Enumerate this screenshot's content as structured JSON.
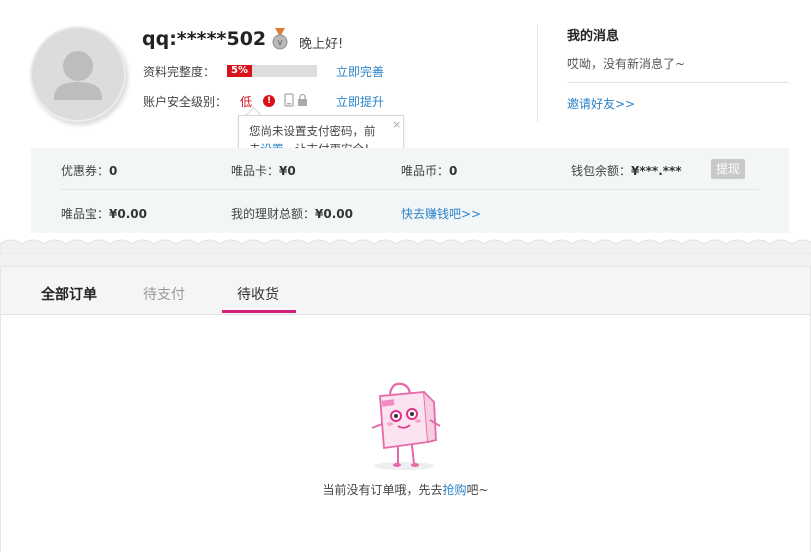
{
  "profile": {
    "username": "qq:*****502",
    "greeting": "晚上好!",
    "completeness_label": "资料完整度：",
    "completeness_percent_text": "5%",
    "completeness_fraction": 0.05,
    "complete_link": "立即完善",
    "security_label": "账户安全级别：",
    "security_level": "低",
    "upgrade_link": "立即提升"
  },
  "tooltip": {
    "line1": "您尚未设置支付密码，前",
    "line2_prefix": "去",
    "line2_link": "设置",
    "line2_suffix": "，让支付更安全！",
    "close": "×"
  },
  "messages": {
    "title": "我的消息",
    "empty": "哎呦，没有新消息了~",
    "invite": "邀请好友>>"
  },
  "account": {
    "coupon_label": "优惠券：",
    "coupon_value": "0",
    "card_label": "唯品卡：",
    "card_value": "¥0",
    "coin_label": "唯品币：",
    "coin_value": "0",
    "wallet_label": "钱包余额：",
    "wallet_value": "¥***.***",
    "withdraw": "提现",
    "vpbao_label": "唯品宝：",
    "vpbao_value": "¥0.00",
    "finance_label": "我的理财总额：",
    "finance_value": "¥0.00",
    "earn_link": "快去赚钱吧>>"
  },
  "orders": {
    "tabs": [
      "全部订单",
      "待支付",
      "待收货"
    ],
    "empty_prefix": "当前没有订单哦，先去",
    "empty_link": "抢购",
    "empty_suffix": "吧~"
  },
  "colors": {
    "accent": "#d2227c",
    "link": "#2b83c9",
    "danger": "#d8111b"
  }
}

========

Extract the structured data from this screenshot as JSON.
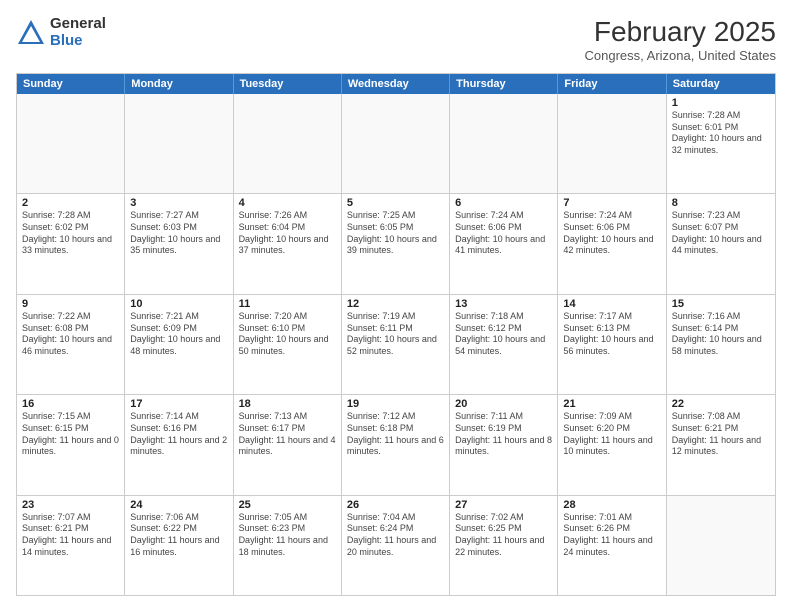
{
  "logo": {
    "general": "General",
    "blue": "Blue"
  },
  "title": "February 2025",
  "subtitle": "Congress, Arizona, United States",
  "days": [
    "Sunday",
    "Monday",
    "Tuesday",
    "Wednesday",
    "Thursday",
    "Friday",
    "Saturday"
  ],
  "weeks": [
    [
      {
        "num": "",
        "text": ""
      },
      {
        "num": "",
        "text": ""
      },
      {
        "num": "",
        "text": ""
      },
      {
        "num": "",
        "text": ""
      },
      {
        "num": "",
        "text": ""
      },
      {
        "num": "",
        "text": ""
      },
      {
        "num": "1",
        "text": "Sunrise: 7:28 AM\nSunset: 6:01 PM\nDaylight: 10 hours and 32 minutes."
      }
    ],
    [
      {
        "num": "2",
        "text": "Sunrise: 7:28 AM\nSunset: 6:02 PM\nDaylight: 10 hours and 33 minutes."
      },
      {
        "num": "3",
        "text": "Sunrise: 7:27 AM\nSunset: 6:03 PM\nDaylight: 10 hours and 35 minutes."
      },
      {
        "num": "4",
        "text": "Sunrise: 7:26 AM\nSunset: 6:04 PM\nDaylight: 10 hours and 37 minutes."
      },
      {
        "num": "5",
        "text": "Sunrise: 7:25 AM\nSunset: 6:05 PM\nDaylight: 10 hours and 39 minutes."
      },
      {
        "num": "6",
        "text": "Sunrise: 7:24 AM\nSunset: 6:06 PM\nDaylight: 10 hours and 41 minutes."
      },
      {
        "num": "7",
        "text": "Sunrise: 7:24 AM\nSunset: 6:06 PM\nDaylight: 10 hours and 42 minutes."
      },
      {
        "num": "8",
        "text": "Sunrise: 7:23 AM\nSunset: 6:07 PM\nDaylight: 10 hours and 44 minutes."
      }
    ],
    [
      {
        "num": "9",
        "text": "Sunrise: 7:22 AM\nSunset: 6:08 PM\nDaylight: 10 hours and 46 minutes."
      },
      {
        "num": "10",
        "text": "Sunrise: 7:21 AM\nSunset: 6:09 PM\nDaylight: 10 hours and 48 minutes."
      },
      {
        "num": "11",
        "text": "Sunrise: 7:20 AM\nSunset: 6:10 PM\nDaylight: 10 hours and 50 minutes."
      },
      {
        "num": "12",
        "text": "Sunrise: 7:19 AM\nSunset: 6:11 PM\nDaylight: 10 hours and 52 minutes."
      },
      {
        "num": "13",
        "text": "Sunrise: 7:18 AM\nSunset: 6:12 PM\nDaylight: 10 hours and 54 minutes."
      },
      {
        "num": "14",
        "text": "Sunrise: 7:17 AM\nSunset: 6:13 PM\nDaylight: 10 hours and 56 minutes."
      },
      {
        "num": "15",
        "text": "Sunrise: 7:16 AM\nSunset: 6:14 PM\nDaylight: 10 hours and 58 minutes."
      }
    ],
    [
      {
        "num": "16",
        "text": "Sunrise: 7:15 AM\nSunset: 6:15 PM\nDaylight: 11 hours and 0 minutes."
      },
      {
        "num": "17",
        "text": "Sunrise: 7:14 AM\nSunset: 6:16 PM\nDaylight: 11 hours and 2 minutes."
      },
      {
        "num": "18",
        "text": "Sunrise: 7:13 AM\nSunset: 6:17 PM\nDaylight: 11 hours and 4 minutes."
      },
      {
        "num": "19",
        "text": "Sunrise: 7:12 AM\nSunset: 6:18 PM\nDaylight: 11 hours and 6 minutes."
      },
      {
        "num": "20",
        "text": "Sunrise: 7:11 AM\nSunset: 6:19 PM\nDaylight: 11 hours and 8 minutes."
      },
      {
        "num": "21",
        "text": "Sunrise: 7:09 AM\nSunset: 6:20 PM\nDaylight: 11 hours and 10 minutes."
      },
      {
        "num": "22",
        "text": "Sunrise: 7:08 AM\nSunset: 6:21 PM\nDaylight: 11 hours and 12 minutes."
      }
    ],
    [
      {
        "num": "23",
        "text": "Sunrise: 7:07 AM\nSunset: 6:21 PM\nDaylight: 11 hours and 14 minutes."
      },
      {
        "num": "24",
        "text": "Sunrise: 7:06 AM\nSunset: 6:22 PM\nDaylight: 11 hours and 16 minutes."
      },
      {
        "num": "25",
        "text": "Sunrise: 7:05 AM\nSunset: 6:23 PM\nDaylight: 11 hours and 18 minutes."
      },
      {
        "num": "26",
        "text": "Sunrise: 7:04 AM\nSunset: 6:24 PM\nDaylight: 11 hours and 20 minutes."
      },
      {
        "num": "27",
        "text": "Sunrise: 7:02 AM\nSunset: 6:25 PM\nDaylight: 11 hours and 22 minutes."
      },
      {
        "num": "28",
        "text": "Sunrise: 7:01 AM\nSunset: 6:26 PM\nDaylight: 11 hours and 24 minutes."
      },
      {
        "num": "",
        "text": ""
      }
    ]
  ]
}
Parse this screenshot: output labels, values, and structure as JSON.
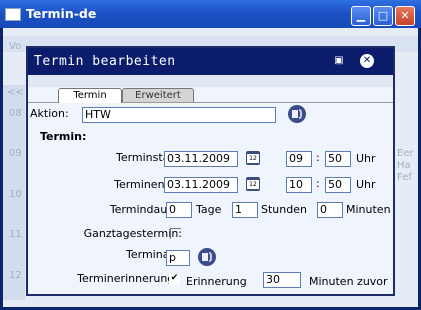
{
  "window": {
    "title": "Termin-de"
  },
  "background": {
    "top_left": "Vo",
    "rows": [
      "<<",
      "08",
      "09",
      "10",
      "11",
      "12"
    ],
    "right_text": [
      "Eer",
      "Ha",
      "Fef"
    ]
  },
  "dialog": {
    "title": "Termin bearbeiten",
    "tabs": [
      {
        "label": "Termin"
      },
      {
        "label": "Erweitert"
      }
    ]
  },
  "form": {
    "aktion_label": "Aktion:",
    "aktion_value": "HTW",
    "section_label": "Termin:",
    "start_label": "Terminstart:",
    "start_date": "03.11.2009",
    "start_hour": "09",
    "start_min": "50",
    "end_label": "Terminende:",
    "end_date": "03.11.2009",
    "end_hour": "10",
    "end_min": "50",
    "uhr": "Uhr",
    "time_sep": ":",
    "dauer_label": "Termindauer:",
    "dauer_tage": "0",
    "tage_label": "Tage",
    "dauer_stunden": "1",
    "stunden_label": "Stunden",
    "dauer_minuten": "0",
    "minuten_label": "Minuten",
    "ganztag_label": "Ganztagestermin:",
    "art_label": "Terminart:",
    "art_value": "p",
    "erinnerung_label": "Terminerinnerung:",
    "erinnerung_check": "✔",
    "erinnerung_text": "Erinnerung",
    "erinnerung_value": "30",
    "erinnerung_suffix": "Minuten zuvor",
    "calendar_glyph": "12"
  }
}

========

Given exercise
Report the number of lines in the listing where the string "this" appears, and nothing besides.

Expected answer
3